## Written instruction
Quote every line of the data below as it stands, omitting pictures.

## Working data
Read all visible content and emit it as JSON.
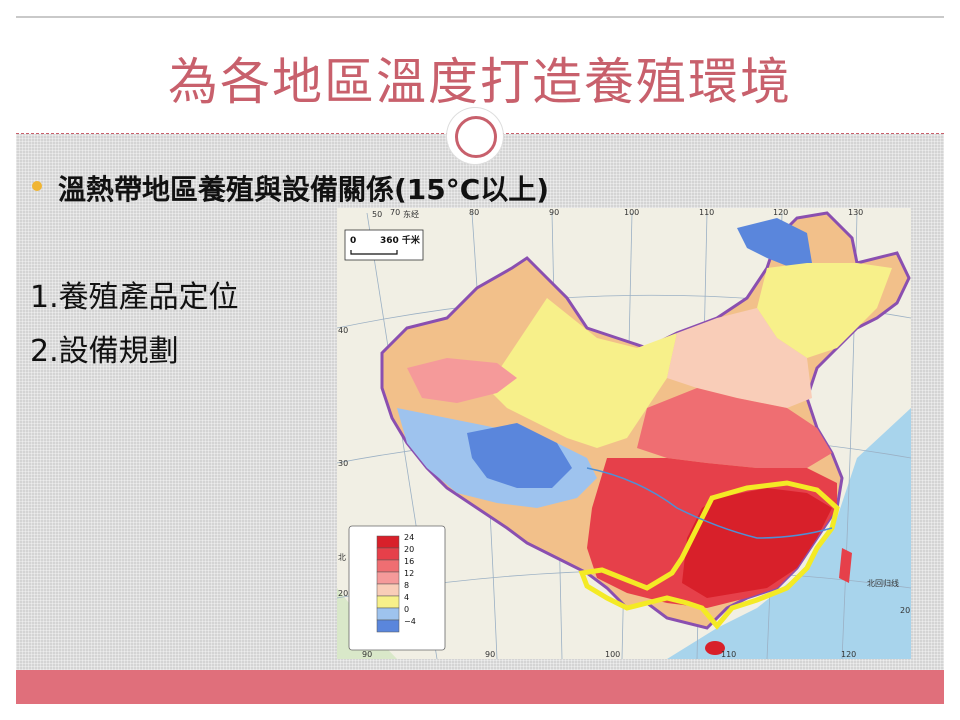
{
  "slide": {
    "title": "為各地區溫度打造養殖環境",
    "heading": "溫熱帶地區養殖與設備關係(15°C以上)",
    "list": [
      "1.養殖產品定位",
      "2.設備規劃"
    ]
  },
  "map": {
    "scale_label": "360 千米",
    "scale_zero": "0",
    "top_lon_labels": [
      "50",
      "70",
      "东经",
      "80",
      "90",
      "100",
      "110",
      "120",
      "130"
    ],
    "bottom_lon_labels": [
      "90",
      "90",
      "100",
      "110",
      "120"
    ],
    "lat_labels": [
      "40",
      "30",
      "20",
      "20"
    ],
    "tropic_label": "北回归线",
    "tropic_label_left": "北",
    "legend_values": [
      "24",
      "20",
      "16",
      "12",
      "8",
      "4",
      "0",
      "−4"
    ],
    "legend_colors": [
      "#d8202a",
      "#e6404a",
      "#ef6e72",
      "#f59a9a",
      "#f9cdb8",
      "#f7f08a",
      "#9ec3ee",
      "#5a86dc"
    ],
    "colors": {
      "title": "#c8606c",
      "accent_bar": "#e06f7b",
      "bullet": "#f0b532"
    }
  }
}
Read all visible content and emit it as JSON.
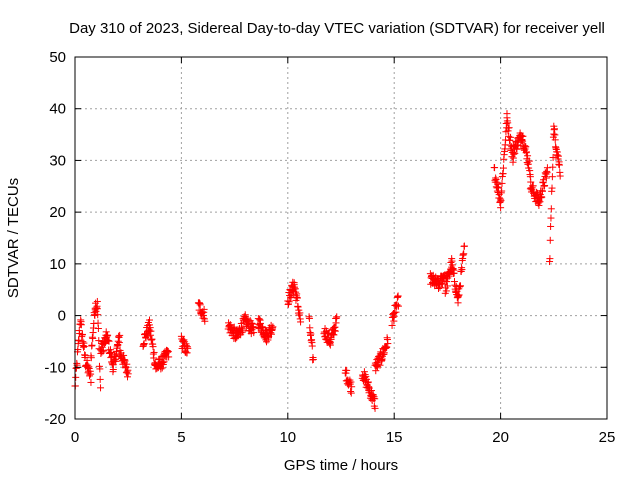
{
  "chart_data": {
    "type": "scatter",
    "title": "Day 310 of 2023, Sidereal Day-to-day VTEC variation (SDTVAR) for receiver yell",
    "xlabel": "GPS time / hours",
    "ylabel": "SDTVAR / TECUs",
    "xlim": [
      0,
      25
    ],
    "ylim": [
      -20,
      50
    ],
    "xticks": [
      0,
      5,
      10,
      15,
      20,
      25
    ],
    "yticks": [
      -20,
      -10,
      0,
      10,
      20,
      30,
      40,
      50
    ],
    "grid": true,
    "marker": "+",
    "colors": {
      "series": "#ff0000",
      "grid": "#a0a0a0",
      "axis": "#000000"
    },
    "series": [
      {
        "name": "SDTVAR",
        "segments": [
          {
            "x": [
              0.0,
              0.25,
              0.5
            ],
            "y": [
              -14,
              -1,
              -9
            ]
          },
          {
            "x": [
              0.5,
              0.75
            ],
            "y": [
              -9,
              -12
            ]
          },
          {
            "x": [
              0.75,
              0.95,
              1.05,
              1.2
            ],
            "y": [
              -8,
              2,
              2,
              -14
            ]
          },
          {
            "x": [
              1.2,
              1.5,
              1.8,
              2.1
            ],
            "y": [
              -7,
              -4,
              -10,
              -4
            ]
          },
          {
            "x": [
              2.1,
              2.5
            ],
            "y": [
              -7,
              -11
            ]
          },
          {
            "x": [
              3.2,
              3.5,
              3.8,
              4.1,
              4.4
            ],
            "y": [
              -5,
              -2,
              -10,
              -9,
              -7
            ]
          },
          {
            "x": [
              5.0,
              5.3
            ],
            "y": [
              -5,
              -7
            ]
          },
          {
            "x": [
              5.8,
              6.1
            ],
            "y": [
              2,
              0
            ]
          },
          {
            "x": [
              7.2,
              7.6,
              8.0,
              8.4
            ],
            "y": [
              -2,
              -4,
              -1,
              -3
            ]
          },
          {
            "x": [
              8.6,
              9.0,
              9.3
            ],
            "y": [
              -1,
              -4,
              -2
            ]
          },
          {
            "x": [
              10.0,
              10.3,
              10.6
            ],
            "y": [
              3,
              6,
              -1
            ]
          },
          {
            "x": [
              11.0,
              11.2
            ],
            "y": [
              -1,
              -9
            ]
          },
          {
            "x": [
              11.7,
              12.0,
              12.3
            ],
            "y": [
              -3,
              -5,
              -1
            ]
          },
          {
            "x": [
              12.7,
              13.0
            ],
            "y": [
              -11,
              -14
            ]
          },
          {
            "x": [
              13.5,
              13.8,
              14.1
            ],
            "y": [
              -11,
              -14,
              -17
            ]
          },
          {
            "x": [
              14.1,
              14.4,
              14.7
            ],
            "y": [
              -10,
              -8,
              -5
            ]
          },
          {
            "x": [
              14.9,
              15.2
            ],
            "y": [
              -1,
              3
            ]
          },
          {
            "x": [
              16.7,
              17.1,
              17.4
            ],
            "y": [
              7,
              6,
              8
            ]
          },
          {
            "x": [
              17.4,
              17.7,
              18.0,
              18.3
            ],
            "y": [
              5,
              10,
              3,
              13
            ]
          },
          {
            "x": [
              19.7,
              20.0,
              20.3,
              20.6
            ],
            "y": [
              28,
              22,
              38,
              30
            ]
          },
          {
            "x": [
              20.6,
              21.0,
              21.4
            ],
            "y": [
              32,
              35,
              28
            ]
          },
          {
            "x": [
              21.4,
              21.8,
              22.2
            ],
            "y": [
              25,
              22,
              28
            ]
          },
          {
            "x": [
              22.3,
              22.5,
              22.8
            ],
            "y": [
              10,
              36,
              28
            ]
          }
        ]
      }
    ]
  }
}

## Solved problem
Read all visible content and emit it as JSON.
{
  "slide": {
    "title": "為各地區溫度打造養殖環境",
    "heading": "溫熱帶地區養殖與設備關係(15°C以上)",
    "list": [
      "1.養殖產品定位",
      "2.設備規劃"
    ]
  },
  "map": {
    "scale_label": "360 千米",
    "scale_zero": "0",
    "top_lon_labels": [
      "50",
      "70",
      "东经",
      "80",
      "90",
      "100",
      "110",
      "120",
      "130"
    ],
    "bottom_lon_labels": [
      "90",
      "90",
      "100",
      "110",
      "120"
    ],
    "lat_labels": [
      "40",
      "30",
      "20",
      "20"
    ],
    "tropic_label": "北回归线",
    "tropic_label_left": "北",
    "legend_values": [
      "24",
      "20",
      "16",
      "12",
      "8",
      "4",
      "0",
      "−4"
    ],
    "legend_colors": [
      "#d8202a",
      "#e6404a",
      "#ef6e72",
      "#f59a9a",
      "#f9cdb8",
      "#f7f08a",
      "#9ec3ee",
      "#5a86dc"
    ],
    "colors": {
      "title": "#c8606c",
      "accent_bar": "#e06f7b",
      "bullet": "#f0b532"
    }
  }
}
Read all visible content and emit it as JSON.
{
  "chart_data": {
    "type": "scatter",
    "title": "Day 310 of 2023, Sidereal Day-to-day VTEC variation (SDTVAR) for receiver yell",
    "xlabel": "GPS time / hours",
    "ylabel": "SDTVAR / TECUs",
    "xlim": [
      0,
      25
    ],
    "ylim": [
      -20,
      50
    ],
    "xticks": [
      0,
      5,
      10,
      15,
      20,
      25
    ],
    "yticks": [
      -20,
      -10,
      0,
      10,
      20,
      30,
      40,
      50
    ],
    "grid": true,
    "marker": "+",
    "colors": {
      "series": "#ff0000",
      "grid": "#a0a0a0",
      "axis": "#000000"
    },
    "series": [
      {
        "name": "SDTVAR",
        "segments": [
          {
            "x": [
              0.0,
              0.25,
              0.5
            ],
            "y": [
              -14,
              -1,
              -9
            ]
          },
          {
            "x": [
              0.5,
              0.75
            ],
            "y": [
              -9,
              -12
            ]
          },
          {
            "x": [
              0.75,
              0.95,
              1.05,
              1.2
            ],
            "y": [
              -8,
              2,
              2,
              -14
            ]
          },
          {
            "x": [
              1.2,
              1.5,
              1.8,
              2.1
            ],
            "y": [
              -7,
              -4,
              -10,
              -4
            ]
          },
          {
            "x": [
              2.1,
              2.5
            ],
            "y": [
              -7,
              -11
            ]
          },
          {
            "x": [
              3.2,
              3.5,
              3.8,
              4.1,
              4.4
            ],
            "y": [
              -5,
              -2,
              -10,
              -9,
              -7
            ]
          },
          {
            "x": [
              5.0,
              5.3
            ],
            "y": [
              -5,
              -7
            ]
          },
          {
            "x": [
              5.8,
              6.1
            ],
            "y": [
              2,
              0
            ]
          },
          {
            "x": [
              7.2,
              7.6,
              8.0,
              8.4
            ],
            "y": [
              -2,
              -4,
              -1,
              -3
            ]
          },
          {
            "x": [
              8.6,
              9.0,
              9.3
            ],
            "y": [
              -1,
              -4,
              -2
            ]
          },
          {
            "x": [
              10.0,
              10.3,
              10.6
            ],
            "y": [
              3,
              6,
              -1
            ]
          },
          {
            "x": [
              11.0,
              11.2
            ],
            "y": [
              -1,
              -9
            ]
          },
          {
            "x": [
              11.7,
              12.0,
              12.3
            ],
            "y": [
              -3,
              -5,
              -1
            ]
          },
          {
            "x": [
              12.7,
              13.0
            ],
            "y": [
              -11,
              -14
            ]
          },
          {
            "x": [
              13.5,
              13.8,
              14.1
            ],
            "y": [
              -11,
              -14,
              -17
            ]
          },
          {
            "x": [
              14.1,
              14.4,
              14.7
            ],
            "y": [
              -10,
              -8,
              -5
            ]
          },
          {
            "x": [
              14.9,
              15.2
            ],
            "y": [
              -1,
              3
            ]
          },
          {
            "x": [
              16.7,
              17.1,
              17.4
            ],
            "y": [
              7,
              6,
              8
            ]
          },
          {
            "x": [
              17.4,
              17.7,
              18.0,
              18.3
            ],
            "y": [
              5,
              10,
              3,
              13
            ]
          },
          {
            "x": [
              19.7,
              20.0,
              20.3,
              20.6
            ],
            "y": [
              28,
              22,
              38,
              30
            ]
          },
          {
            "x": [
              20.6,
              21.0,
              21.4
            ],
            "y": [
              32,
              35,
              28
            ]
          },
          {
            "x": [
              21.4,
              21.8,
              22.2
            ],
            "y": [
              25,
              22,
              28
            ]
          },
          {
            "x": [
              22.3,
              22.5,
              22.8
            ],
            "y": [
              10,
              36,
              28
            ]
          }
        ]
      }
    ]
  }
}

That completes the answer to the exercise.